= WHAT YOU NEED TO DO =
How many lines in these records hold the string "measure"? State only that number.

= Saved data entries =
------------------------------------------------------------------------
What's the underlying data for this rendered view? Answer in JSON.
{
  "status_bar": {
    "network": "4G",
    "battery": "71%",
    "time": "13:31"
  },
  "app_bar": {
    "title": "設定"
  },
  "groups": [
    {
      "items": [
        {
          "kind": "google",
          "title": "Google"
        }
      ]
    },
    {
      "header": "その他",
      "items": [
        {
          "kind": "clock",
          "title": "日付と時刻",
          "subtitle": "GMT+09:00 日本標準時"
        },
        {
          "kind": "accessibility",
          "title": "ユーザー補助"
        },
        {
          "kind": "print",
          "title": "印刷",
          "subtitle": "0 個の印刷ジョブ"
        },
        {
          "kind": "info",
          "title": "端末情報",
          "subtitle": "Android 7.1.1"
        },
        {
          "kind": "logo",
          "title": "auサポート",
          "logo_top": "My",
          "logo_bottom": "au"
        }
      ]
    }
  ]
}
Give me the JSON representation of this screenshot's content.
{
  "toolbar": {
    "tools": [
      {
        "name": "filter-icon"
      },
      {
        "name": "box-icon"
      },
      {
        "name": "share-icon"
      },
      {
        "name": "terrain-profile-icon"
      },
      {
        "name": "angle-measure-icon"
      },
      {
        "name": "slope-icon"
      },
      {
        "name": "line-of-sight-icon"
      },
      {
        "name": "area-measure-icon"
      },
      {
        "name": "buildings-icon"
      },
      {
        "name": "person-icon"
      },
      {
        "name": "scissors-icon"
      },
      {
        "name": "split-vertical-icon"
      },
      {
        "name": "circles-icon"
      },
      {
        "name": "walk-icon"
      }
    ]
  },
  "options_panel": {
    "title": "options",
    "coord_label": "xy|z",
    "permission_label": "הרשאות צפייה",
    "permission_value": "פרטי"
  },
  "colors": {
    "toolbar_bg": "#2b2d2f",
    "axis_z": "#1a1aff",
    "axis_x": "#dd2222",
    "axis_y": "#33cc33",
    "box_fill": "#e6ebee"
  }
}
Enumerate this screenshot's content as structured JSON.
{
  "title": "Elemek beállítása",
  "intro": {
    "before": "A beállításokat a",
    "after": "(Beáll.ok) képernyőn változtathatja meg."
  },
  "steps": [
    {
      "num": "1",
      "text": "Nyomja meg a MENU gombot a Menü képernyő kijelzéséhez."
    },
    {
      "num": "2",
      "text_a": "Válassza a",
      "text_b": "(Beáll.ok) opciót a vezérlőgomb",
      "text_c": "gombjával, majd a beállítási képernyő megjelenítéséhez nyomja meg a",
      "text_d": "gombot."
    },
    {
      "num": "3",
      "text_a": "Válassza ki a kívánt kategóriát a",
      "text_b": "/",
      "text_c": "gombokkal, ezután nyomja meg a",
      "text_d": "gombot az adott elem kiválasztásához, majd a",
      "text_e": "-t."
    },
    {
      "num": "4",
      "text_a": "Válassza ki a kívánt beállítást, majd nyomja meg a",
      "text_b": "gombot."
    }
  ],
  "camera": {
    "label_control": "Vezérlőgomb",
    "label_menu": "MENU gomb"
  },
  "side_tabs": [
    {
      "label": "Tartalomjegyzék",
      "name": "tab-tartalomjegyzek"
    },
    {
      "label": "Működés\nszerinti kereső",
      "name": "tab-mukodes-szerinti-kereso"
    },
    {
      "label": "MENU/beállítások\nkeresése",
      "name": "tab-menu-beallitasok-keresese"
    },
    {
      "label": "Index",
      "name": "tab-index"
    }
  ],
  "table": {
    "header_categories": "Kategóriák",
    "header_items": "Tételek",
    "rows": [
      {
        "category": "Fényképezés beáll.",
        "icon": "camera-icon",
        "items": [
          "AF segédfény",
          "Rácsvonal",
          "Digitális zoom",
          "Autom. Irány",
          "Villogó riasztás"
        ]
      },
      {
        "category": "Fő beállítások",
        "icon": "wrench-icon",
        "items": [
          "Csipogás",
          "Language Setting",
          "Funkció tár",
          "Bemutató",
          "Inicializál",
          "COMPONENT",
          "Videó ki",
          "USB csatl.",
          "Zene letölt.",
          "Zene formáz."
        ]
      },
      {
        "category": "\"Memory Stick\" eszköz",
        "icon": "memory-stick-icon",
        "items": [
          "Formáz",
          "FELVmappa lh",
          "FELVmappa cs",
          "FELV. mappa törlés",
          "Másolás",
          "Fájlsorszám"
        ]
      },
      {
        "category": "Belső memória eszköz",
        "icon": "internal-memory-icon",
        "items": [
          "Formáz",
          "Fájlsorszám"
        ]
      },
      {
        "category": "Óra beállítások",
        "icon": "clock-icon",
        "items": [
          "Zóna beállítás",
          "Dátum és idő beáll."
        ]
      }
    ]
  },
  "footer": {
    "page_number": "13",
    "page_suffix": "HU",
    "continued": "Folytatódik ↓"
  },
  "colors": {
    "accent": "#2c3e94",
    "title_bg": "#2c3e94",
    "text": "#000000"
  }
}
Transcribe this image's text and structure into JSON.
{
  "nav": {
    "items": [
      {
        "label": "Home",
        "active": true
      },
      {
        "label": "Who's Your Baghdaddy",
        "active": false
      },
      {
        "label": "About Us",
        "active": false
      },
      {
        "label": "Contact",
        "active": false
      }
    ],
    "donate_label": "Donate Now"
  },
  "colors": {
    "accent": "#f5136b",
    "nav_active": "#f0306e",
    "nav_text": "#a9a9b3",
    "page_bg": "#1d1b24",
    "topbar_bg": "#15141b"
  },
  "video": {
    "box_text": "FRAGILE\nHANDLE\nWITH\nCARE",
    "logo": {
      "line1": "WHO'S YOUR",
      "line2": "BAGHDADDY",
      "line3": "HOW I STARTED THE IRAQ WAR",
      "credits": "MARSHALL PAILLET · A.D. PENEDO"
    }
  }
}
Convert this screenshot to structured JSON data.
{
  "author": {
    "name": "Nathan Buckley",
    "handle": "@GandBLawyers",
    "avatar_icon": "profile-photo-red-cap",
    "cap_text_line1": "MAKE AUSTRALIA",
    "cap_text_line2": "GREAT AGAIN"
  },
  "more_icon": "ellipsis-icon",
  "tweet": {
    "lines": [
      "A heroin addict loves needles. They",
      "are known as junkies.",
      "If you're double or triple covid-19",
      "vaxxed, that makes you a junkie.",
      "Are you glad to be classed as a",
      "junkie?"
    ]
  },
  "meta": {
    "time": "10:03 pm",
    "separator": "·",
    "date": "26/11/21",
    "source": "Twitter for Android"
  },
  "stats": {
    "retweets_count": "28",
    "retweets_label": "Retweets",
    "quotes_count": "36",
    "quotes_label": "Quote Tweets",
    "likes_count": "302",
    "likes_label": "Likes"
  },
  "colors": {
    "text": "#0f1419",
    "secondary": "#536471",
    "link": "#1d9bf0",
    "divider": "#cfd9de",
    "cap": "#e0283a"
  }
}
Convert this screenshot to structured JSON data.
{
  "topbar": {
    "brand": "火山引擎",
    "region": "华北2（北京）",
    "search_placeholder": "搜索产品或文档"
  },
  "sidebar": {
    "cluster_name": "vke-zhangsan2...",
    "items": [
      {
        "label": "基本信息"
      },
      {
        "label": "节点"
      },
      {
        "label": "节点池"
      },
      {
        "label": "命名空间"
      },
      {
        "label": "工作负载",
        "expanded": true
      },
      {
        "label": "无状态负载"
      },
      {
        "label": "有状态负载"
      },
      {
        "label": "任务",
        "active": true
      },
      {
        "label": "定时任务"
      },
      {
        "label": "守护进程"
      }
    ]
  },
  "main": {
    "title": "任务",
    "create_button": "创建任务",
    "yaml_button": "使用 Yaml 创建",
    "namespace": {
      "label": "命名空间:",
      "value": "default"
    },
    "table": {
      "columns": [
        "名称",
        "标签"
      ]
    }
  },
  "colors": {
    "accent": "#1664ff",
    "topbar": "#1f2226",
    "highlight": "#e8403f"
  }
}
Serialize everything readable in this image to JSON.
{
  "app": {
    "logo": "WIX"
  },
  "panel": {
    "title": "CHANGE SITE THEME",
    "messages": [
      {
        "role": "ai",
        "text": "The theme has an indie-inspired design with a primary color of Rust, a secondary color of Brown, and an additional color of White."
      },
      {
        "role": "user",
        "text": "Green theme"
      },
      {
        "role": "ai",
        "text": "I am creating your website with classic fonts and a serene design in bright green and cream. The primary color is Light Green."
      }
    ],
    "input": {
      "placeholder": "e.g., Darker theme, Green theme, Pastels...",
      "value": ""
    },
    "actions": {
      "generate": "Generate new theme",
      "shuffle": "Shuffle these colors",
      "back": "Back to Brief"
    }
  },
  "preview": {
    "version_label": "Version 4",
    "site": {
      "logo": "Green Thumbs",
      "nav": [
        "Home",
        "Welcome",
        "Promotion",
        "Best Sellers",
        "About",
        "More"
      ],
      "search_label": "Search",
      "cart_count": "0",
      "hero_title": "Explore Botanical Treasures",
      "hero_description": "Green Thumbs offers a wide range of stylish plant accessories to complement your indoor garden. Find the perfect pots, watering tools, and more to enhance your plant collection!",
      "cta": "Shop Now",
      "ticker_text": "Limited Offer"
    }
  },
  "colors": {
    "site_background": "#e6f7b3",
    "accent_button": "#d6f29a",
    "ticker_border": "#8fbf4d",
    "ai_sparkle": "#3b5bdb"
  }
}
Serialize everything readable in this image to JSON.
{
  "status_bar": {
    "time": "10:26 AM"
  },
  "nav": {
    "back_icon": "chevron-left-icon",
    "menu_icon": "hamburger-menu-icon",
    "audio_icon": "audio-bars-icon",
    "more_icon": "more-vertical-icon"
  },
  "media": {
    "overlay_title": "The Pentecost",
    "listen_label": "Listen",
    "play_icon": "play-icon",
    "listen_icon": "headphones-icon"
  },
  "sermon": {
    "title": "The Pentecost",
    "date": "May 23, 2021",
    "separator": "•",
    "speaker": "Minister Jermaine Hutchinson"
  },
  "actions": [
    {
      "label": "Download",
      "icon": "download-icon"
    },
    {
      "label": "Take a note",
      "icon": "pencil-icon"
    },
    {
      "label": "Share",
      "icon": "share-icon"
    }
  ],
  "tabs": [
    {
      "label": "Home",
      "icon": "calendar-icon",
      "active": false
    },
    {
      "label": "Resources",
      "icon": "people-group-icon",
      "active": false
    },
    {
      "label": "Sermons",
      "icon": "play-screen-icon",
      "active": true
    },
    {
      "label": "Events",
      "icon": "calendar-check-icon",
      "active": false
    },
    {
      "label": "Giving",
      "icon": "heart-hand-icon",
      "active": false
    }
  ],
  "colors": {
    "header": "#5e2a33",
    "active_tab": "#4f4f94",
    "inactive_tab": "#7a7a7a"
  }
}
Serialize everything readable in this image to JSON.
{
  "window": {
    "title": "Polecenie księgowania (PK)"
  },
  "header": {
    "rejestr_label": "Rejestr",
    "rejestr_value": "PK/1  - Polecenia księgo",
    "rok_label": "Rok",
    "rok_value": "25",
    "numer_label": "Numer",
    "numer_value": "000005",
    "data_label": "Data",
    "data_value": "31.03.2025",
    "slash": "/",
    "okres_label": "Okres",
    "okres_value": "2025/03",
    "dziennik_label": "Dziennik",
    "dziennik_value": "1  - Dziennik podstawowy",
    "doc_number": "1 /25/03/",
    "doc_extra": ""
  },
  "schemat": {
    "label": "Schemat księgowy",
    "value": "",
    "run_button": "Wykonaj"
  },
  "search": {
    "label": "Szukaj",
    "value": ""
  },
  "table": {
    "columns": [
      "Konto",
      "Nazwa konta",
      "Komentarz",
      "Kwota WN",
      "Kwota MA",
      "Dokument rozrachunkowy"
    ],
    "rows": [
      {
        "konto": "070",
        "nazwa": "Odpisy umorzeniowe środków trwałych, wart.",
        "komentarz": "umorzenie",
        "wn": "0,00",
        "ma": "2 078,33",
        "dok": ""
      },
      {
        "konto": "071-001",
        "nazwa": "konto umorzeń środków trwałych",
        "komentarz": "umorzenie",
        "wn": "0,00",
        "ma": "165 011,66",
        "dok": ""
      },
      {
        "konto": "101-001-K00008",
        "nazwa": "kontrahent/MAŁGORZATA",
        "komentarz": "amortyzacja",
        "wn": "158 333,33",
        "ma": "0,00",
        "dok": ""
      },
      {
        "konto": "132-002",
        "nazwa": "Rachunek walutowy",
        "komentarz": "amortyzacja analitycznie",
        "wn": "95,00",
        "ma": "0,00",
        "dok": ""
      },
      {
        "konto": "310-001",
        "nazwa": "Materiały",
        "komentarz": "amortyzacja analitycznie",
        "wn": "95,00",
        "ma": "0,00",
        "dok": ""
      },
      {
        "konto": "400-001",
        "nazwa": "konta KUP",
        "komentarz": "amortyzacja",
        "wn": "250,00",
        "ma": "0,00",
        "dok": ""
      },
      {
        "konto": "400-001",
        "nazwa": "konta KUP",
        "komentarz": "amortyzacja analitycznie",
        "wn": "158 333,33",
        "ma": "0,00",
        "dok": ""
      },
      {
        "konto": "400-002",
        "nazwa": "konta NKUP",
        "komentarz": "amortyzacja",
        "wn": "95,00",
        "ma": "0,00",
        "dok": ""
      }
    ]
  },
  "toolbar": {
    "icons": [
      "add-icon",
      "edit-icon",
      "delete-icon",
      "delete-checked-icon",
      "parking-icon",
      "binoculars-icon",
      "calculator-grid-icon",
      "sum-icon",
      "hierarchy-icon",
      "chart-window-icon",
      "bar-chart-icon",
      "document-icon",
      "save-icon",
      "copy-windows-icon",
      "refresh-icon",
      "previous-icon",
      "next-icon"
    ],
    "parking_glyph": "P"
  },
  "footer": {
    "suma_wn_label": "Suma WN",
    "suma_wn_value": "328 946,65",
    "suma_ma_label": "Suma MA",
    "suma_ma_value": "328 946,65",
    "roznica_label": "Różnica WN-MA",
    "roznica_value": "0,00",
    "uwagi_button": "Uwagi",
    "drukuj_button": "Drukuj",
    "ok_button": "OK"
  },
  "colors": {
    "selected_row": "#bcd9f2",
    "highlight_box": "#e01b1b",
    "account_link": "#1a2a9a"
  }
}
------------------------------------------------------------------------
= ANSWER TO THIS TASK =
2